Given problem:
Show all lines holding the string "jsou".
---- Records for this task
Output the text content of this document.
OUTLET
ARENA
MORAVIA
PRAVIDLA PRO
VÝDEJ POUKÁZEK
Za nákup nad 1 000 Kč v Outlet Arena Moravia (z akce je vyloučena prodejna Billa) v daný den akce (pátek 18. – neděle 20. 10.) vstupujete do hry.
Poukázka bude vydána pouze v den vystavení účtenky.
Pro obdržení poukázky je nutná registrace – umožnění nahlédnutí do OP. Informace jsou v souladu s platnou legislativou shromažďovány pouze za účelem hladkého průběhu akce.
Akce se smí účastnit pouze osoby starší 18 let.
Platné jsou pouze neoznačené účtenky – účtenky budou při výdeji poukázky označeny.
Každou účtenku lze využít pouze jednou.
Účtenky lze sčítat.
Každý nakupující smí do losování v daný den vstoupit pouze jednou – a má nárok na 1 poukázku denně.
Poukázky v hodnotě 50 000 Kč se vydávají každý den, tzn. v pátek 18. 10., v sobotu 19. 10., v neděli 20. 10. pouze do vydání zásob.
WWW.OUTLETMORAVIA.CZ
--------
Correct answer:
Pro obdržení poukázky je nutná registrace – umožnění nahlédnutí do OP. Informace jsou v souladu s platnou legislativou shromažďovány pouze za účelem hladkého průběhu akce.
Platné jsou pouze neoznačené účtenky – účtenky budou při výdeji poukázky označeny.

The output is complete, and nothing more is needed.